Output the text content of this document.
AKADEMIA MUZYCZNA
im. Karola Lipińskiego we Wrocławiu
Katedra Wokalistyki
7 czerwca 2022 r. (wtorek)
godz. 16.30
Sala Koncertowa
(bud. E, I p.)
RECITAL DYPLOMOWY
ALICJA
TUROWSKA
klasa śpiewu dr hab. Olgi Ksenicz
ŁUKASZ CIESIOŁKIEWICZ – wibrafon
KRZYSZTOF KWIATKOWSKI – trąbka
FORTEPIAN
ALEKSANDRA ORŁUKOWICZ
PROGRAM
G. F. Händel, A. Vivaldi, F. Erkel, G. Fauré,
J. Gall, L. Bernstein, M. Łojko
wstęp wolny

● **WHAT TO DO**: Transcribe all the entries, keeping each one exactly as it is.

● **FULL ANSWER**:
Output the text content of this document.
AKADEMIA MUZYCZNA
im. Karola Lipińskiego we Wrocławiu
Katedra Wokalistyki
7 czerwca 2022 r. (wtorek)
godz. 16.30
Sala Koncertowa
(bud. E, I p.)
RECITAL DYPLOMOWY
ALICJA
TUROWSKA
klasa śpiewu dr hab. Olgi Ksenicz
ŁUKASZ CIESIOŁKIEWICZ – wibrafon
KRZYSZTOF KWIATKOWSKI – trąbka
FORTEPIAN
ALEKSANDRA ORŁUKOWICZ
PROGRAM
G. F. Händel, A. Vivaldi, F. Erkel, G. Fauré,
J. Gall, L. Bernstein, M. Łojko
wstęp wolny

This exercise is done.